* [Requirement]: All of the data should be repeated exactly; pictures are not part of the copy.

(Dataset records on visual material)
* Start *
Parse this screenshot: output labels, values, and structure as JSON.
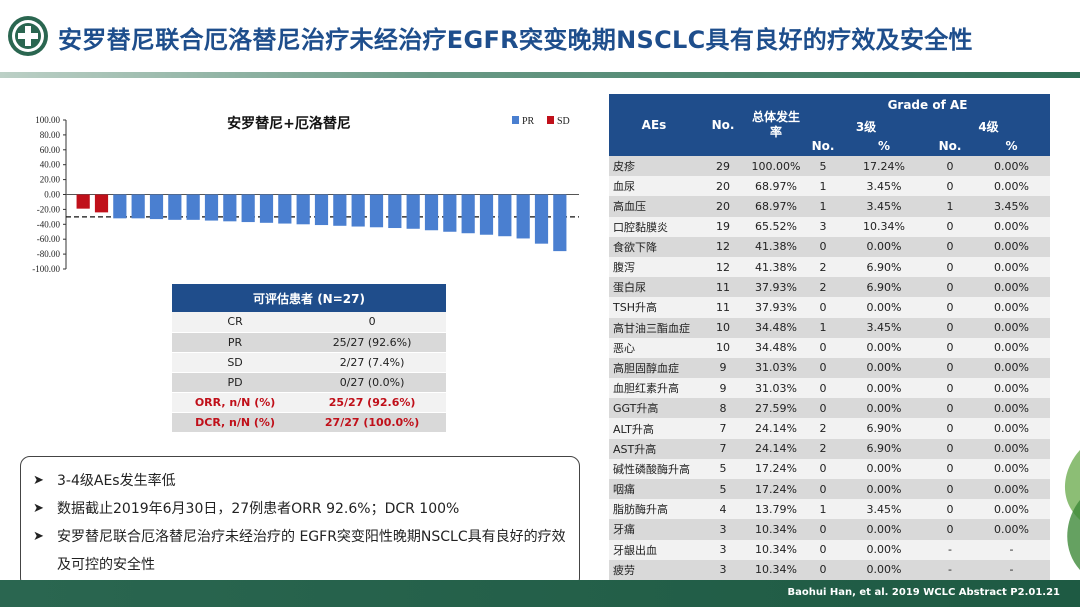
{
  "header": {
    "title": "安罗替尼联合厄洛替尼治疗未经治疗EGFR突变晚期NSCLC具有良好的疗效及安全性"
  },
  "colors": {
    "brand_blue": "#1f4d8b",
    "pr_bar": "#4a7fd0",
    "sd_bar": "#c0101a",
    "footer_green": "#1e5a43"
  },
  "chart_data": {
    "type": "bar",
    "title": "安罗替尼+厄洛替尼",
    "legend": [
      "PR",
      "SD"
    ],
    "legend_position": "top-right",
    "ylim": [
      -100,
      100
    ],
    "yticks": [
      "100.00",
      "80.00",
      "60.00",
      "40.00",
      "20.00",
      "0.00",
      "-20.00",
      "-40.00",
      "-60.00",
      "-80.00",
      "-100.00"
    ],
    "reference_line": -30,
    "series": [
      {
        "name": "SD",
        "values": [
          -19,
          -24,
          null,
          null,
          null,
          null,
          null,
          null,
          null,
          null,
          null,
          null,
          null,
          null,
          null,
          null,
          null,
          null,
          null,
          null,
          null,
          null,
          null,
          null,
          null,
          null,
          null
        ]
      },
      {
        "name": "PR",
        "values": [
          null,
          null,
          -32,
          -32,
          -33,
          -34,
          -34,
          -35,
          -36,
          -37,
          -38,
          -39,
          -40,
          -41,
          -42,
          -43,
          -44,
          -45,
          -46,
          -48,
          -50,
          -52,
          -54,
          -56,
          -59,
          -66,
          -76
        ]
      }
    ]
  },
  "response_table": {
    "header": "可评估患者 (N=27)",
    "rows": [
      {
        "label": "CR",
        "value": "0",
        "style": "norm"
      },
      {
        "label": "PR",
        "value": "25/27 (92.6%)",
        "style": "alt"
      },
      {
        "label": "SD",
        "value": "2/27 (7.4%)",
        "style": "norm"
      },
      {
        "label": "PD",
        "value": "0/27 (0.0%)",
        "style": "alt"
      },
      {
        "label": "ORR, n/N (%)",
        "value": "25/27 (92.6%)",
        "style": "norm red"
      },
      {
        "label": "DCR, n/N (%)",
        "value": "27/27 (100.0%)",
        "style": "alt red"
      }
    ]
  },
  "notes": {
    "items": [
      "3-4级AEs发生率低",
      "数据截止2019年6月30日，27例患者ORR 92.6%；DCR 100%",
      "安罗替尼联合厄洛替尼治疗未经治疗的 EGFR突变阳性晚期NSCLC具有良好的疗效及可控的安全性"
    ]
  },
  "ae_table": {
    "headers": {
      "aes": "AEs",
      "no": "No.",
      "overall_rate": "总体发生率",
      "grade_of_ae": "Grade of AE",
      "grade3": "3级",
      "grade4": "4级",
      "sub_no": "No.",
      "sub_pct": "%"
    },
    "rows": [
      [
        "皮疹",
        "29",
        "100.00%",
        "5",
        "17.24%",
        "0",
        "0.00%"
      ],
      [
        "血尿",
        "20",
        "68.97%",
        "1",
        "3.45%",
        "0",
        "0.00%"
      ],
      [
        "高血压",
        "20",
        "68.97%",
        "1",
        "3.45%",
        "1",
        "3.45%"
      ],
      [
        "口腔黏膜炎",
        "19",
        "65.52%",
        "3",
        "10.34%",
        "0",
        "0.00%"
      ],
      [
        "食欲下降",
        "12",
        "41.38%",
        "0",
        "0.00%",
        "0",
        "0.00%"
      ],
      [
        "腹泻",
        "12",
        "41.38%",
        "2",
        "6.90%",
        "0",
        "0.00%"
      ],
      [
        "蛋白尿",
        "11",
        "37.93%",
        "2",
        "6.90%",
        "0",
        "0.00%"
      ],
      [
        "TSH升高",
        "11",
        "37.93%",
        "0",
        "0.00%",
        "0",
        "0.00%"
      ],
      [
        "高甘油三酯血症",
        "10",
        "34.48%",
        "1",
        "3.45%",
        "0",
        "0.00%"
      ],
      [
        "恶心",
        "10",
        "34.48%",
        "0",
        "0.00%",
        "0",
        "0.00%"
      ],
      [
        "高胆固醇血症",
        "9",
        "31.03%",
        "0",
        "0.00%",
        "0",
        "0.00%"
      ],
      [
        "血胆红素升高",
        "9",
        "31.03%",
        "0",
        "0.00%",
        "0",
        "0.00%"
      ],
      [
        "GGT升高",
        "8",
        "27.59%",
        "0",
        "0.00%",
        "0",
        "0.00%"
      ],
      [
        "ALT升高",
        "7",
        "24.14%",
        "2",
        "6.90%",
        "0",
        "0.00%"
      ],
      [
        "AST升高",
        "7",
        "24.14%",
        "2",
        "6.90%",
        "0",
        "0.00%"
      ],
      [
        "碱性磷酸酶升高",
        "5",
        "17.24%",
        "0",
        "0.00%",
        "0",
        "0.00%"
      ],
      [
        "咽痛",
        "5",
        "17.24%",
        "0",
        "0.00%",
        "0",
        "0.00%"
      ],
      [
        "脂肪酶升高",
        "4",
        "13.79%",
        "1",
        "3.45%",
        "0",
        "0.00%"
      ],
      [
        "牙痛",
        "3",
        "10.34%",
        "0",
        "0.00%",
        "0",
        "0.00%"
      ],
      [
        "牙龈出血",
        "3",
        "10.34%",
        "0",
        "0.00%",
        "-",
        "-"
      ],
      [
        "疲劳",
        "3",
        "10.34%",
        "0",
        "0.00%",
        "-",
        "-"
      ]
    ]
  },
  "footer": {
    "citation": "Baohui Han, et al. 2019 WCLC Abstract P2.01.21"
  }
}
* End *
* [Solution to the exercise]:
Parse this screenshot: output labels, values, and structure as JSON.
{
  "header": {
    "title": "安罗替尼联合厄洛替尼治疗未经治疗EGFR突变晚期NSCLC具有良好的疗效及安全性"
  },
  "colors": {
    "brand_blue": "#1f4d8b",
    "pr_bar": "#4a7fd0",
    "sd_bar": "#c0101a",
    "footer_green": "#1e5a43"
  },
  "chart_data": {
    "type": "bar",
    "title": "安罗替尼+厄洛替尼",
    "legend": [
      "PR",
      "SD"
    ],
    "legend_position": "top-right",
    "ylim": [
      -100,
      100
    ],
    "yticks": [
      "100.00",
      "80.00",
      "60.00",
      "40.00",
      "20.00",
      "0.00",
      "-20.00",
      "-40.00",
      "-60.00",
      "-80.00",
      "-100.00"
    ],
    "reference_line": -30,
    "series": [
      {
        "name": "SD",
        "values": [
          -19,
          -24,
          null,
          null,
          null,
          null,
          null,
          null,
          null,
          null,
          null,
          null,
          null,
          null,
          null,
          null,
          null,
          null,
          null,
          null,
          null,
          null,
          null,
          null,
          null,
          null,
          null
        ]
      },
      {
        "name": "PR",
        "values": [
          null,
          null,
          -32,
          -32,
          -33,
          -34,
          -34,
          -35,
          -36,
          -37,
          -38,
          -39,
          -40,
          -41,
          -42,
          -43,
          -44,
          -45,
          -46,
          -48,
          -50,
          -52,
          -54,
          -56,
          -59,
          -66,
          -76
        ]
      }
    ]
  },
  "response_table": {
    "header": "可评估患者 (N=27)",
    "rows": [
      {
        "label": "CR",
        "value": "0",
        "style": "norm"
      },
      {
        "label": "PR",
        "value": "25/27 (92.6%)",
        "style": "alt"
      },
      {
        "label": "SD",
        "value": "2/27 (7.4%)",
        "style": "norm"
      },
      {
        "label": "PD",
        "value": "0/27 (0.0%)",
        "style": "alt"
      },
      {
        "label": "ORR, n/N (%)",
        "value": "25/27 (92.6%)",
        "style": "norm red"
      },
      {
        "label": "DCR, n/N (%)",
        "value": "27/27 (100.0%)",
        "style": "alt red"
      }
    ]
  },
  "notes": {
    "items": [
      "3-4级AEs发生率低",
      "数据截止2019年6月30日，27例患者ORR 92.6%；DCR 100%",
      "安罗替尼联合厄洛替尼治疗未经治疗的 EGFR突变阳性晚期NSCLC具有良好的疗效及可控的安全性"
    ]
  },
  "ae_table": {
    "headers": {
      "aes": "AEs",
      "no": "No.",
      "overall_rate": "总体发生率",
      "grade_of_ae": "Grade of AE",
      "grade3": "3级",
      "grade4": "4级",
      "sub_no": "No.",
      "sub_pct": "%"
    },
    "rows": [
      [
        "皮疹",
        "29",
        "100.00%",
        "5",
        "17.24%",
        "0",
        "0.00%"
      ],
      [
        "血尿",
        "20",
        "68.97%",
        "1",
        "3.45%",
        "0",
        "0.00%"
      ],
      [
        "高血压",
        "20",
        "68.97%",
        "1",
        "3.45%",
        "1",
        "3.45%"
      ],
      [
        "口腔黏膜炎",
        "19",
        "65.52%",
        "3",
        "10.34%",
        "0",
        "0.00%"
      ],
      [
        "食欲下降",
        "12",
        "41.38%",
        "0",
        "0.00%",
        "0",
        "0.00%"
      ],
      [
        "腹泻",
        "12",
        "41.38%",
        "2",
        "6.90%",
        "0",
        "0.00%"
      ],
      [
        "蛋白尿",
        "11",
        "37.93%",
        "2",
        "6.90%",
        "0",
        "0.00%"
      ],
      [
        "TSH升高",
        "11",
        "37.93%",
        "0",
        "0.00%",
        "0",
        "0.00%"
      ],
      [
        "高甘油三酯血症",
        "10",
        "34.48%",
        "1",
        "3.45%",
        "0",
        "0.00%"
      ],
      [
        "恶心",
        "10",
        "34.48%",
        "0",
        "0.00%",
        "0",
        "0.00%"
      ],
      [
        "高胆固醇血症",
        "9",
        "31.03%",
        "0",
        "0.00%",
        "0",
        "0.00%"
      ],
      [
        "血胆红素升高",
        "9",
        "31.03%",
        "0",
        "0.00%",
        "0",
        "0.00%"
      ],
      [
        "GGT升高",
        "8",
        "27.59%",
        "0",
        "0.00%",
        "0",
        "0.00%"
      ],
      [
        "ALT升高",
        "7",
        "24.14%",
        "2",
        "6.90%",
        "0",
        "0.00%"
      ],
      [
        "AST升高",
        "7",
        "24.14%",
        "2",
        "6.90%",
        "0",
        "0.00%"
      ],
      [
        "碱性磷酸酶升高",
        "5",
        "17.24%",
        "0",
        "0.00%",
        "0",
        "0.00%"
      ],
      [
        "咽痛",
        "5",
        "17.24%",
        "0",
        "0.00%",
        "0",
        "0.00%"
      ],
      [
        "脂肪酶升高",
        "4",
        "13.79%",
        "1",
        "3.45%",
        "0",
        "0.00%"
      ],
      [
        "牙痛",
        "3",
        "10.34%",
        "0",
        "0.00%",
        "0",
        "0.00%"
      ],
      [
        "牙龈出血",
        "3",
        "10.34%",
        "0",
        "0.00%",
        "-",
        "-"
      ],
      [
        "疲劳",
        "3",
        "10.34%",
        "0",
        "0.00%",
        "-",
        "-"
      ]
    ]
  },
  "footer": {
    "citation": "Baohui Han, et al. 2019 WCLC Abstract P2.01.21"
  }
}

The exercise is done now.